Scan the data below for the string "post". Copy every line where it appears.

┄┄┄┄┄┄┄┄┄┄┄┄┄┄┄┄┄┄┄┄

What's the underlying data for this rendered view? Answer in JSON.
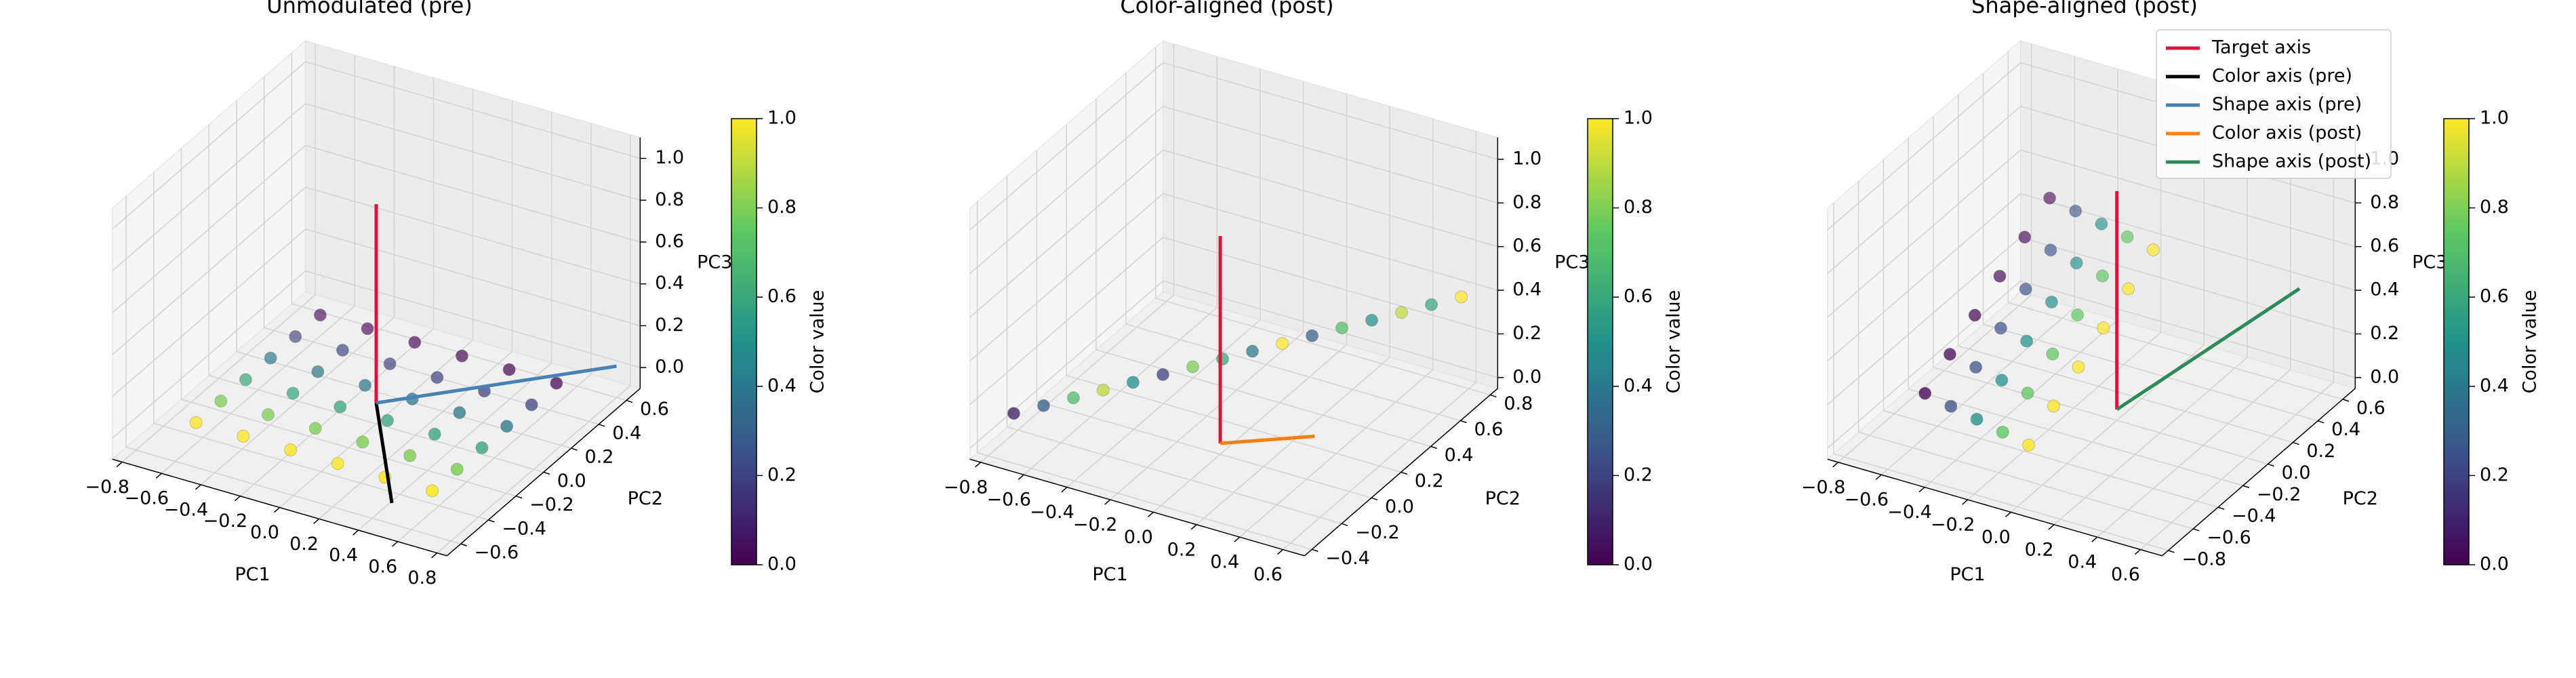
{
  "chart_data": [
    {
      "type": "scatter3d",
      "title": "Unmodulated (pre)",
      "xlabel": "PC1",
      "ylabel": "PC2",
      "zlabel": "PC3",
      "xlim": [
        -0.85,
        0.85
      ],
      "ylim": [
        -0.7,
        0.7
      ],
      "zlim": [
        -0.1,
        1.1
      ],
      "xticks": [
        {
          "value": -0.8,
          "label": "−0.8"
        },
        {
          "value": -0.6,
          "label": "−0.6"
        },
        {
          "value": -0.4,
          "label": "−0.4"
        },
        {
          "value": -0.2,
          "label": "−0.2"
        },
        {
          "value": 0,
          "label": "0.0"
        },
        {
          "value": 0.2,
          "label": "0.2"
        },
        {
          "value": 0.4,
          "label": "0.4"
        },
        {
          "value": 0.6,
          "label": "0.6"
        },
        {
          "value": 0.8,
          "label": "0.8"
        }
      ],
      "yticks": [
        {
          "value": -0.6,
          "label": "−0.6"
        },
        {
          "value": -0.4,
          "label": "−0.4"
        },
        {
          "value": -0.2,
          "label": "−0.2"
        },
        {
          "value": 0,
          "label": "0.0"
        },
        {
          "value": 0.2,
          "label": "0.2"
        },
        {
          "value": 0.4,
          "label": "0.4"
        },
        {
          "value": 0.6,
          "label": "0.6"
        }
      ],
      "zticks": [
        {
          "value": 0,
          "label": "0.0"
        },
        {
          "value": 0.2,
          "label": "0.2"
        },
        {
          "value": 0.4,
          "label": "0.4"
        },
        {
          "value": 0.6,
          "label": "0.6"
        },
        {
          "value": 0.8,
          "label": "0.8"
        },
        {
          "value": 1,
          "label": "1.0"
        }
      ],
      "points": {
        "x": [
          -0.6,
          -0.36,
          -0.12,
          0.12,
          0.36,
          0.6,
          -0.6,
          -0.36,
          -0.12,
          0.12,
          0.36,
          0.6,
          -0.6,
          -0.36,
          -0.12,
          0.12,
          0.36,
          0.6,
          -0.6,
          -0.36,
          -0.12,
          0.12,
          0.36,
          0.6,
          -0.6,
          -0.36,
          -0.12,
          0.12,
          0.36,
          0.6,
          -0.6,
          -0.36,
          -0.12,
          0.12,
          0.36,
          0.6
        ],
        "y": [
          0.45,
          0.45,
          0.45,
          0.45,
          0.45,
          0.45,
          0.27,
          0.27,
          0.27,
          0.27,
          0.27,
          0.27,
          0.09,
          0.09,
          0.09,
          0.09,
          0.09,
          0.09,
          -0.09,
          -0.09,
          -0.09,
          -0.09,
          -0.09,
          -0.09,
          -0.27,
          -0.27,
          -0.27,
          -0.27,
          -0.27,
          -0.27,
          -0.45,
          -0.45,
          -0.45,
          -0.45,
          -0.45,
          -0.45
        ],
        "z": [
          0,
          0,
          0,
          0,
          0,
          0,
          0,
          0,
          0,
          0,
          0,
          0,
          0,
          0,
          0,
          0,
          0,
          0,
          0,
          0,
          0,
          0,
          0,
          0,
          0,
          0,
          0,
          0,
          0,
          0,
          0,
          0,
          0,
          0,
          0,
          0
        ],
        "c": [
          0,
          0,
          0,
          0,
          0,
          0,
          0.2,
          0.2,
          0.2,
          0.2,
          0.2,
          0.2,
          0.4,
          0.4,
          0.4,
          0.4,
          0.4,
          0.4,
          0.6,
          0.6,
          0.6,
          0.6,
          0.6,
          0.6,
          0.8,
          0.8,
          0.8,
          0.8,
          0.8,
          0.8,
          1,
          1,
          1,
          1,
          1,
          1
        ]
      },
      "lines": [
        {
          "color": "#dc143c",
          "x": [
            0,
            0
          ],
          "y": [
            0,
            0
          ],
          "z": [
            0,
            0.95
          ]
        },
        {
          "color": "#000000",
          "x": [
            0,
            0.5
          ],
          "y": [
            0,
            -0.6
          ],
          "z": [
            0,
            0
          ]
        },
        {
          "color": "#4682b4",
          "x": [
            0,
            0.8
          ],
          "y": [
            0,
            0.6
          ],
          "z": [
            0,
            0.05
          ]
        }
      ],
      "colormap": "viridis",
      "clim": [
        0,
        1
      ],
      "cticks": [
        {
          "value": 0,
          "label": "0.0"
        },
        {
          "value": 0.2,
          "label": "0.2"
        },
        {
          "value": 0.4,
          "label": "0.4"
        },
        {
          "value": 0.6,
          "label": "0.6"
        },
        {
          "value": 0.8,
          "label": "0.8"
        },
        {
          "value": 1,
          "label": "1.0"
        }
      ],
      "colorbar_label": "Color value"
    },
    {
      "type": "scatter3d",
      "title": "Color-aligned (post)",
      "xlabel": "PC1",
      "ylabel": "PC2",
      "zlabel": "PC3",
      "xlim": [
        -0.85,
        0.7
      ],
      "ylim": [
        -0.45,
        0.85
      ],
      "zlim": [
        -0.05,
        1.1
      ],
      "xticks": [
        {
          "value": -0.8,
          "label": "−0.8"
        },
        {
          "value": -0.6,
          "label": "−0.6"
        },
        {
          "value": -0.4,
          "label": "−0.4"
        },
        {
          "value": -0.2,
          "label": "−0.2"
        },
        {
          "value": 0,
          "label": "0.0"
        },
        {
          "value": 0.2,
          "label": "0.2"
        },
        {
          "value": 0.4,
          "label": "0.4"
        },
        {
          "value": 0.6,
          "label": "0.6"
        }
      ],
      "yticks": [
        {
          "value": -0.4,
          "label": "−0.4"
        },
        {
          "value": -0.2,
          "label": "−0.2"
        },
        {
          "value": 0,
          "label": "0.0"
        },
        {
          "value": 0.2,
          "label": "0.2"
        },
        {
          "value": 0.4,
          "label": "0.4"
        },
        {
          "value": 0.6,
          "label": "0.6"
        },
        {
          "value": 0.8,
          "label": "0.8"
        }
      ],
      "zticks": [
        {
          "value": 0,
          "label": "0.0"
        },
        {
          "value": 0.2,
          "label": "0.2"
        },
        {
          "value": 0.4,
          "label": "0.4"
        },
        {
          "value": 0.6,
          "label": "0.6"
        },
        {
          "value": 0.8,
          "label": "0.8"
        },
        {
          "value": 1,
          "label": "1.0"
        }
      ],
      "points": {
        "x": [
          -0.75,
          -0.66,
          -0.57,
          -0.48,
          -0.39,
          -0.3,
          -0.21,
          -0.12,
          -0.03,
          0.06,
          0.15,
          0.24,
          0.33,
          0.42,
          0.51,
          0.6
        ],
        "y": [
          -0.3,
          -0.23,
          -0.16,
          -0.09,
          -0.02,
          0.05,
          0.12,
          0.19,
          0.26,
          0.33,
          0.4,
          0.47,
          0.54,
          0.61,
          0.68,
          0.75
        ],
        "z": [
          0.1,
          0.12,
          0.14,
          0.16,
          0.18,
          0.2,
          0.22,
          0.24,
          0.26,
          0.28,
          0.3,
          0.32,
          0.34,
          0.36,
          0.38,
          0.4
        ],
        "c": [
          0.1,
          0.3,
          0.7,
          0.9,
          0.5,
          0.2,
          0.8,
          0.6,
          0.4,
          1,
          0.3,
          0.7,
          0.5,
          0.9,
          0.6,
          1
        ]
      },
      "lines": [
        {
          "color": "#dc143c",
          "x": [
            0,
            0
          ],
          "y": [
            0,
            0
          ],
          "z": [
            0,
            0.95
          ]
        },
        {
          "color": "#ff7f0e",
          "x": [
            0,
            0.3
          ],
          "y": [
            0,
            0.2
          ],
          "z": [
            0,
            0
          ]
        }
      ],
      "colormap": "viridis",
      "clim": [
        0,
        1
      ],
      "cticks": [
        {
          "value": 0,
          "label": "0.0"
        },
        {
          "value": 0.2,
          "label": "0.2"
        },
        {
          "value": 0.4,
          "label": "0.4"
        },
        {
          "value": 0.6,
          "label": "0.6"
        },
        {
          "value": 0.8,
          "label": "0.8"
        },
        {
          "value": 1,
          "label": "1.0"
        }
      ],
      "colorbar_label": "Color value"
    },
    {
      "type": "scatter3d",
      "title": "Shape-aligned (post)",
      "xlabel": "PC1",
      "ylabel": "PC2",
      "zlabel": "PC3",
      "xlim": [
        -0.85,
        0.7
      ],
      "ylim": [
        -0.85,
        0.7
      ],
      "zlim": [
        -0.05,
        1.1
      ],
      "xticks": [
        {
          "value": -0.8,
          "label": "−0.8"
        },
        {
          "value": -0.6,
          "label": "−0.6"
        },
        {
          "value": -0.4,
          "label": "−0.4"
        },
        {
          "value": -0.2,
          "label": "−0.2"
        },
        {
          "value": 0,
          "label": "0.0"
        },
        {
          "value": 0.2,
          "label": "0.2"
        },
        {
          "value": 0.4,
          "label": "0.4"
        },
        {
          "value": 0.6,
          "label": "0.6"
        }
      ],
      "yticks": [
        {
          "value": -0.8,
          "label": "−0.8"
        },
        {
          "value": -0.6,
          "label": "−0.6"
        },
        {
          "value": -0.4,
          "label": "−0.4"
        },
        {
          "value": -0.2,
          "label": "−0.2"
        },
        {
          "value": 0,
          "label": "0.0"
        },
        {
          "value": 0.2,
          "label": "0.2"
        },
        {
          "value": 0.4,
          "label": "0.4"
        },
        {
          "value": 0.6,
          "label": "0.6"
        }
      ],
      "zticks": [
        {
          "value": 0,
          "label": "0.0"
        },
        {
          "value": 0.2,
          "label": "0.2"
        },
        {
          "value": 0.4,
          "label": "0.4"
        },
        {
          "value": 0.6,
          "label": "0.6"
        },
        {
          "value": 0.8,
          "label": "0.8"
        },
        {
          "value": 1,
          "label": "1.0"
        }
      ],
      "points": {
        "x": [
          -0.6,
          -0.48,
          -0.36,
          -0.24,
          -0.12,
          -0.6,
          -0.48,
          -0.36,
          -0.24,
          -0.12,
          -0.6,
          -0.48,
          -0.36,
          -0.24,
          -0.12,
          -0.6,
          -0.48,
          -0.36,
          -0.24,
          -0.12,
          -0.6,
          -0.48,
          -0.36,
          -0.24,
          -0.12,
          -0.6,
          -0.48,
          -0.36,
          -0.24,
          -0.12
        ],
        "y": [
          -0.5,
          -0.5,
          -0.5,
          -0.5,
          -0.5,
          -0.3,
          -0.3,
          -0.3,
          -0.3,
          -0.3,
          -0.1,
          -0.1,
          -0.1,
          -0.1,
          -0.1,
          0.1,
          0.1,
          0.1,
          0.1,
          0.1,
          0.3,
          0.3,
          0.3,
          0.3,
          0.3,
          0.5,
          0.5,
          0.5,
          0.5,
          0.5
        ],
        "z": [
          0.15,
          0.125,
          0.1,
          0.075,
          0.05,
          0.23,
          0.205,
          0.18,
          0.155,
          0.13,
          0.31,
          0.285,
          0.26,
          0.235,
          0.21,
          0.39,
          0.365,
          0.34,
          0.315,
          0.29,
          0.47,
          0.445,
          0.42,
          0.395,
          0.37,
          0.55,
          0.525,
          0.5,
          0.475,
          0.45
        ],
        "c": [
          0,
          0.25,
          0.5,
          0.75,
          1,
          0,
          0.25,
          0.5,
          0.75,
          1,
          0,
          0.25,
          0.5,
          0.75,
          1,
          0,
          0.25,
          0.5,
          0.75,
          1,
          0,
          0.25,
          0.5,
          0.75,
          1,
          0,
          0.25,
          0.5,
          0.75,
          1
        ]
      },
      "lines": [
        {
          "color": "#dc143c",
          "x": [
            0,
            0
          ],
          "y": [
            0,
            0
          ],
          "z": [
            0,
            1
          ]
        },
        {
          "color": "#2e8b57",
          "x": [
            0,
            0.5
          ],
          "y": [
            0,
            0.6
          ],
          "z": [
            0,
            0.4
          ]
        }
      ],
      "colormap": "viridis",
      "clim": [
        0,
        1
      ],
      "cticks": [
        {
          "value": 0,
          "label": "0.0"
        },
        {
          "value": 0.2,
          "label": "0.2"
        },
        {
          "value": 0.4,
          "label": "0.4"
        },
        {
          "value": 0.6,
          "label": "0.6"
        },
        {
          "value": 0.8,
          "label": "0.8"
        },
        {
          "value": 1,
          "label": "1.0"
        }
      ],
      "colorbar_label": "Color value",
      "legend": {
        "loc": "upper right",
        "entries": [
          {
            "name": "Target axis",
            "color": "#dc143c"
          },
          {
            "name": "Color axis (pre)",
            "color": "#000000"
          },
          {
            "name": "Shape axis (pre)",
            "color": "#4682b4"
          },
          {
            "name": "Color axis (post)",
            "color": "#ff7f0e"
          },
          {
            "name": "Shape axis (post)",
            "color": "#2e8b57"
          }
        ]
      }
    }
  ]
}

┄┄┄┄┄┄┄┄┄┄┄┄┄┄┄┄┄┄┄┄

**COMPLETE ANSWER**:
      "title": "Color-aligned (post)",
      "title": "Shape-aligned (post)",
            "name": "Color axis (post)",
            "name": "Shape axis (post)",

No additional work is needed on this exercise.